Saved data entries
****************

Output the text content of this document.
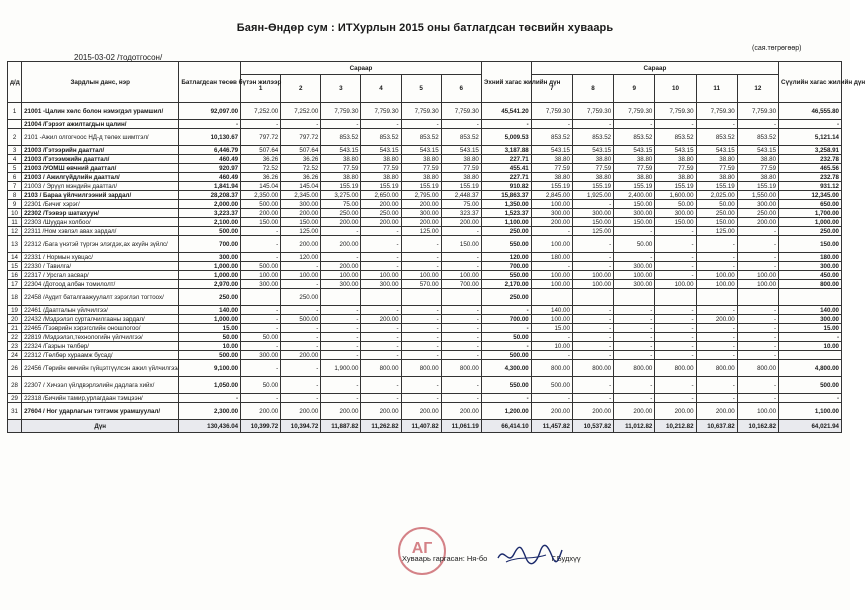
Баян-Өндөр сум : ИТХурлын 2015 оны батлагдсан төсвийн хуваарь
2015-03-02 /тодотгосон/
(сая.төгрөгөөр)
д/д	Зардлын данс, нэр	Батлагдсан төсөв бүтэн жилээр	Сараар						Эхний хагас жилийн дүн	Сараар						Сүүлийн хагас жилийн дүн
			1	2	3	4	5	6		7	8	9	10	11	12	
1	21001 -Цалин хөлс болон нэмэгдэл урамшил/	92,097.00	7,252.00	7,252.00	7,759.30	7,759.30	7,759.30	7,759.30	45,541.20	7,759.30	7,759.30	7,759.30	7,759.30	7,759.30	7,759.30	46,555.80
	21004 /Гэрээт ажилтагдын цалин/	-	-	-	-	-	-	-	-	-	-	-	-	-	-	-
2	2101 -Ажил олгогчоос НД-д төлөх шимтгэл/	10,130.67	797.72	797.72	853.52	853.52	853.52	853.52	5,009.53	853.52	853.52	853.52	853.52	853.52	853.52	5,121.14
3	21003 /Гэтээрийн дааттал/	6,446.79	507.64	507.64	543.15	543.15	543.15	543.15	3,187.88	543.15	543.15	543.15	543.15	543.15	543.15	3,258.91
4	21003 /Гэтээмжийн дааттал/	460.49	36.26	36.26	38.80	38.80	38.80	38.80	227.71	38.80	38.80	38.80	38.80	38.80	38.80	232.78
5	21003 /УОМШ өвчний дааттал/	920.97	72.52	72.52	77.59	77.59	77.59	77.59	455.41	77.59	77.59	77.59	77.59	77.59	77.59	465.56
6	21003 / Ажилгүйдлийн дааттал/	460.49	36.26	36.26	38.80	38.80	38.80	38.80	227.71	38.80	38.80	38.80	38.80	38.80	38.80	232.78
7	21003 / Эрүүл мэндийн дааттал/	1,841.94	145.04	145.04	155.19	155.19	155.19	155.19	910.82	155.19	155.19	155.19	155.19	155.19	155.19	931.12
8	2103 / Бараа үйлчилгээний зардал/	28,208.37	2,350.00	2,345.00	3,275.00	2,650.00	2,795.00	2,448.37	15,863.37	2,845.00	1,925.00	2,400.00	1,600.00	2,025.00	1,550.00	12,345.00
9	22301 /Бичиг хэрэг/	2,000.00	500.00	300.00	75.00	200.00	200.00	75.00	1,350.00	100.00	-	150.00	50.00	50.00	300.00	650.00
10	22302 /Тээвэр шатахуун/	3,223.37	200.00	200.00	250.00	250.00	300.00	323.37	1,523.37	300.00	300.00	300.00	300.00	250.00	250.00	1,700.00
11	22303 /Шуудан холбоо/	2,100.00	150.00	150.00	200.00	200.00	200.00	200.00	1,100.00	200.00	150.00	150.00	150.00	150.00	200.00	1,000.00
12	22311 /Ном хэвлэл авах зардал/	500.00	-	125.00	-	-	125.00	-	250.00	-	125.00	-	-	125.00	-	250.00
13	22312 /Бага үнэтэй түргэн элэгдэх,ах ахуйн зүйлс/	700.00	-	200.00	200.00	-	-	150.00	550.00	100.00	-	50.00	-	-	-	150.00
14	22331 / Нормын хувцас/	300.00	-	120.00	-	-	-	-	120.00	180.00	-	-	-	-	-	180.00
15	22330 / Тавилга/	1,000.00	500.00	-	200.00	-	-	-	700.00	-	-	300.00	-	-	-	300.00
16	22317 / Урсгал засвар/	1,000.00	100.00	100.00	100.00	100.00	100.00	100.00	550.00	100.00	100.00	100.00	-	100.00	100.00	450.00
17	22304 /Дотоод албан томилолт/	2,970.00	300.00	-	300.00	300.00	570.00	700.00	2,170.00	100.00	100.00	300.00	100.00	100.00	100.00	800.00
18	22458 /Аудит баталгаажуулалт зэрэглэл тогтоох/	250.00		250.00					250.00							
19	22461 /Даатгалын үйлчилгээ/	140.00	-	-	-	-	-	-	-	140.00	-	-	-	-	-	140.00
20	22432 /Мэдээлэл сурталчилгааны зардал/	1,000.00	-	500.00	-	200.00	-	-	700.00	100.00	-	-	-	200.00	-	300.00
21	22465 /Тээврийн хэрэгслийн оношлогоо/	15.00	-	-	-	-	-	-	-	15.00	-	-	-	-	-	15.00
22	22819 /Мэдээлэл,технологийн үйлчилгээ/	50.00	50.00	-	-	-	-	-	50.00	-	-	-	-	-	-	-
23	22324 /Газрын төлбөр/	10.00	-	-	-	-	-	-	-	10.00	-	-	-	-	-	10.00
24	22312 /Төлбөр хураамж бусад/	500.00	300.00	200.00	-	-	-	-	500.00	-	-	-	-	-	-	
26	22456 /Төрийн өмчийн гүйцэтгүүлсэн ажил үйлчилгээ/	9,100.00	-	-	1,900.00	800.00	800.00	800.00	4,300.00	800.00	800.00	800.00	800.00	800.00	800.00	4,800.00
28	22307 / Хичээл үйлдвэрлэлийн дадлага хийх/	1,050.00	50.00	-	-	-	-	-	550.00	500.00	-	-	-	-	-	500.00
29	22318 /Бичийн тамир,урлагдаан тэмцээн/	-	-	-	-	-	-	-	-	-	-	-	-	-	-	-
31	27604 / Ног ударлагын тэтгэмж урамшуулал/	2,300.00	200.00	200.00	200.00	200.00	200.00	200.00	1,200.00	200.00	200.00	200.00	200.00	200.00	100.00	1,100.00
	Дүн	130,436.04	10,399.72	10,394.72	11,887.82	11,262.82	11,407.82	11,061.19	66,414.10	11,457.82	10,537.82	11,012.82	10,212.82	10,637.82	10,162.82	64,021.94
АГ
Хуваарь гаргасан: Ня-бо	Г.Будхүү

****************

#### WHAT THIS TASK INVOLVES:
Exactly how many lines of the material contain the word "Мэдээлэл"? Write the number alone.

#### FINISHED ANSWER:
2